→ **Rows**
----------
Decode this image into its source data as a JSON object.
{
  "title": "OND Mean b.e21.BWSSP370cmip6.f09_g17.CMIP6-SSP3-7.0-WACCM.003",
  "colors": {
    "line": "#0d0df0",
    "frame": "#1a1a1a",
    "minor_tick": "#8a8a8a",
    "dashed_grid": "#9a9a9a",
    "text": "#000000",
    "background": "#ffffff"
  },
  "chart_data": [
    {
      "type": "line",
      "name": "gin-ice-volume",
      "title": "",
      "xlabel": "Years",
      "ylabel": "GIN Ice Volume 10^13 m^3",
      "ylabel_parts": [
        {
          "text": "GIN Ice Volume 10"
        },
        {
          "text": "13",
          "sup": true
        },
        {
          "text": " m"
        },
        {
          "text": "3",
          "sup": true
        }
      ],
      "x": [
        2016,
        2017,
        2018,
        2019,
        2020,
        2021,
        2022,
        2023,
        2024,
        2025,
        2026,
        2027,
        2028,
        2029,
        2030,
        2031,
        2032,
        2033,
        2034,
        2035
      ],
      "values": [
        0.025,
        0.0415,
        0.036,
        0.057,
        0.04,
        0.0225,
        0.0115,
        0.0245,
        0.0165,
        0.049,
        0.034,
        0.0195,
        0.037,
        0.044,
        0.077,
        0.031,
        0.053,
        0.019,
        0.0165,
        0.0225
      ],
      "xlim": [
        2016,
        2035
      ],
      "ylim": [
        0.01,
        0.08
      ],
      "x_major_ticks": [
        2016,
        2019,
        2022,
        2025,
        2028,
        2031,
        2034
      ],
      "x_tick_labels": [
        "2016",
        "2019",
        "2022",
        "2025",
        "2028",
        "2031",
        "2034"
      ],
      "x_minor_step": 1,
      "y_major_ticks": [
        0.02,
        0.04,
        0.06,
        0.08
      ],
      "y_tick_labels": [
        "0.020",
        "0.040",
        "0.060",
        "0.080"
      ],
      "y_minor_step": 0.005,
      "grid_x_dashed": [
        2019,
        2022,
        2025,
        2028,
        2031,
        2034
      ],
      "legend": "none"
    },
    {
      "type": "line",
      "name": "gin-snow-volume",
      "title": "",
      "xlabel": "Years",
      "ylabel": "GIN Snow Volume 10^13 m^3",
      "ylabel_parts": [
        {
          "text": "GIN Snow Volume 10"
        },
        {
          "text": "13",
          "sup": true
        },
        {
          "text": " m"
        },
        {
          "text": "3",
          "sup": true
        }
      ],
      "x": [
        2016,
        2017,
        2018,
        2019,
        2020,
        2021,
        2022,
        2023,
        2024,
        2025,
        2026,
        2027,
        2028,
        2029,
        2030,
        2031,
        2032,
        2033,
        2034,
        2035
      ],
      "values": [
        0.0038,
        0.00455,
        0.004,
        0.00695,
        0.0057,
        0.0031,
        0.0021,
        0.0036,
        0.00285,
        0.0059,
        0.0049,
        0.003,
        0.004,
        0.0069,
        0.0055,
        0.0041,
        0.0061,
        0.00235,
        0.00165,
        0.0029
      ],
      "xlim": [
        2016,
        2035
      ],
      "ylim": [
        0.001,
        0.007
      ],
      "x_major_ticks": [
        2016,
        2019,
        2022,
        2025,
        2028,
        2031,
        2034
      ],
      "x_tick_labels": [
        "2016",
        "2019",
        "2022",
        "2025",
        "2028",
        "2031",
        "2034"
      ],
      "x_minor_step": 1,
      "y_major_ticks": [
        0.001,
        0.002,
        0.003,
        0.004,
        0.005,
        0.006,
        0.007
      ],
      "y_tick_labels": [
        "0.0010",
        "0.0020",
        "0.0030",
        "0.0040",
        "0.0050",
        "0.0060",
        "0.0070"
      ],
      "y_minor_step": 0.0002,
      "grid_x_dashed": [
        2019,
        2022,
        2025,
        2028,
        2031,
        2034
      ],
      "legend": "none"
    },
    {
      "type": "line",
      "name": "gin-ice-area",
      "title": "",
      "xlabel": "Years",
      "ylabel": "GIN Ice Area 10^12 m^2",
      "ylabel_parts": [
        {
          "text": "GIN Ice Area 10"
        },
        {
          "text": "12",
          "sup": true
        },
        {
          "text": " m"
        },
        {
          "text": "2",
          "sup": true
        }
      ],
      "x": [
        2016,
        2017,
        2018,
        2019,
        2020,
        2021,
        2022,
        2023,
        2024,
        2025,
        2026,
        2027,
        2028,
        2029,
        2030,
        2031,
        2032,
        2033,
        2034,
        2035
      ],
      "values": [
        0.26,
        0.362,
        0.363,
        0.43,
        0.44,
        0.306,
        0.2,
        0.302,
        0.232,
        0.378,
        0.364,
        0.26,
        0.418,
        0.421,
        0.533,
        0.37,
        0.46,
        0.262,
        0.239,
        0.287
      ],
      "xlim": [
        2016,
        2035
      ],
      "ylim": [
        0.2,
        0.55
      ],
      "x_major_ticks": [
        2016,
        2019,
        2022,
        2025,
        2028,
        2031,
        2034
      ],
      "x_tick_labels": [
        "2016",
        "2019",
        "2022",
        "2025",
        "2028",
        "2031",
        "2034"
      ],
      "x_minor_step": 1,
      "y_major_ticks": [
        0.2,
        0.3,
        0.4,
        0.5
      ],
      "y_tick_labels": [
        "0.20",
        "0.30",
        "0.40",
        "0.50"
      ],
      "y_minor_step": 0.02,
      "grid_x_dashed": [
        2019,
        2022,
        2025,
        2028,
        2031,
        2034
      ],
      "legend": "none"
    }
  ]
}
----------
→ **What needs to be done**
The records above must be output exactly, in full.

→ **Answer to the exercise**
Decode this image into its source data as a JSON object.
{
  "title": "OND Mean b.e21.BWSSP370cmip6.f09_g17.CMIP6-SSP3-7.0-WACCM.003",
  "colors": {
    "line": "#0d0df0",
    "frame": "#1a1a1a",
    "minor_tick": "#8a8a8a",
    "dashed_grid": "#9a9a9a",
    "text": "#000000",
    "background": "#ffffff"
  },
  "chart_data": [
    {
      "type": "line",
      "name": "gin-ice-volume",
      "title": "",
      "xlabel": "Years",
      "ylabel": "GIN Ice Volume 10^13 m^3",
      "ylabel_parts": [
        {
          "text": "GIN Ice Volume 10"
        },
        {
          "text": "13",
          "sup": true
        },
        {
          "text": " m"
        },
        {
          "text": "3",
          "sup": true
        }
      ],
      "x": [
        2016,
        2017,
        2018,
        2019,
        2020,
        2021,
        2022,
        2023,
        2024,
        2025,
        2026,
        2027,
        2028,
        2029,
        2030,
        2031,
        2032,
        2033,
        2034,
        2035
      ],
      "values": [
        0.025,
        0.0415,
        0.036,
        0.057,
        0.04,
        0.0225,
        0.0115,
        0.0245,
        0.0165,
        0.049,
        0.034,
        0.0195,
        0.037,
        0.044,
        0.077,
        0.031,
        0.053,
        0.019,
        0.0165,
        0.0225
      ],
      "xlim": [
        2016,
        2035
      ],
      "ylim": [
        0.01,
        0.08
      ],
      "x_major_ticks": [
        2016,
        2019,
        2022,
        2025,
        2028,
        2031,
        2034
      ],
      "x_tick_labels": [
        "2016",
        "2019",
        "2022",
        "2025",
        "2028",
        "2031",
        "2034"
      ],
      "x_minor_step": 1,
      "y_major_ticks": [
        0.02,
        0.04,
        0.06,
        0.08
      ],
      "y_tick_labels": [
        "0.020",
        "0.040",
        "0.060",
        "0.080"
      ],
      "y_minor_step": 0.005,
      "grid_x_dashed": [
        2019,
        2022,
        2025,
        2028,
        2031,
        2034
      ],
      "legend": "none"
    },
    {
      "type": "line",
      "name": "gin-snow-volume",
      "title": "",
      "xlabel": "Years",
      "ylabel": "GIN Snow Volume 10^13 m^3",
      "ylabel_parts": [
        {
          "text": "GIN Snow Volume 10"
        },
        {
          "text": "13",
          "sup": true
        },
        {
          "text": " m"
        },
        {
          "text": "3",
          "sup": true
        }
      ],
      "x": [
        2016,
        2017,
        2018,
        2019,
        2020,
        2021,
        2022,
        2023,
        2024,
        2025,
        2026,
        2027,
        2028,
        2029,
        2030,
        2031,
        2032,
        2033,
        2034,
        2035
      ],
      "values": [
        0.0038,
        0.00455,
        0.004,
        0.00695,
        0.0057,
        0.0031,
        0.0021,
        0.0036,
        0.00285,
        0.0059,
        0.0049,
        0.003,
        0.004,
        0.0069,
        0.0055,
        0.0041,
        0.0061,
        0.00235,
        0.00165,
        0.0029
      ],
      "xlim": [
        2016,
        2035
      ],
      "ylim": [
        0.001,
        0.007
      ],
      "x_major_ticks": [
        2016,
        2019,
        2022,
        2025,
        2028,
        2031,
        2034
      ],
      "x_tick_labels": [
        "2016",
        "2019",
        "2022",
        "2025",
        "2028",
        "2031",
        "2034"
      ],
      "x_minor_step": 1,
      "y_major_ticks": [
        0.001,
        0.002,
        0.003,
        0.004,
        0.005,
        0.006,
        0.007
      ],
      "y_tick_labels": [
        "0.0010",
        "0.0020",
        "0.0030",
        "0.0040",
        "0.0050",
        "0.0060",
        "0.0070"
      ],
      "y_minor_step": 0.0002,
      "grid_x_dashed": [
        2019,
        2022,
        2025,
        2028,
        2031,
        2034
      ],
      "legend": "none"
    },
    {
      "type": "line",
      "name": "gin-ice-area",
      "title": "",
      "xlabel": "Years",
      "ylabel": "GIN Ice Area 10^12 m^2",
      "ylabel_parts": [
        {
          "text": "GIN Ice Area 10"
        },
        {
          "text": "12",
          "sup": true
        },
        {
          "text": " m"
        },
        {
          "text": "2",
          "sup": true
        }
      ],
      "x": [
        2016,
        2017,
        2018,
        2019,
        2020,
        2021,
        2022,
        2023,
        2024,
        2025,
        2026,
        2027,
        2028,
        2029,
        2030,
        2031,
        2032,
        2033,
        2034,
        2035
      ],
      "values": [
        0.26,
        0.362,
        0.363,
        0.43,
        0.44,
        0.306,
        0.2,
        0.302,
        0.232,
        0.378,
        0.364,
        0.26,
        0.418,
        0.421,
        0.533,
        0.37,
        0.46,
        0.262,
        0.239,
        0.287
      ],
      "xlim": [
        2016,
        2035
      ],
      "ylim": [
        0.2,
        0.55
      ],
      "x_major_ticks": [
        2016,
        2019,
        2022,
        2025,
        2028,
        2031,
        2034
      ],
      "x_tick_labels": [
        "2016",
        "2019",
        "2022",
        "2025",
        "2028",
        "2031",
        "2034"
      ],
      "x_minor_step": 1,
      "y_major_ticks": [
        0.2,
        0.3,
        0.4,
        0.5
      ],
      "y_tick_labels": [
        "0.20",
        "0.30",
        "0.40",
        "0.50"
      ],
      "y_minor_step": 0.02,
      "grid_x_dashed": [
        2019,
        2022,
        2025,
        2028,
        2031,
        2034
      ],
      "legend": "none"
    }
  ]
}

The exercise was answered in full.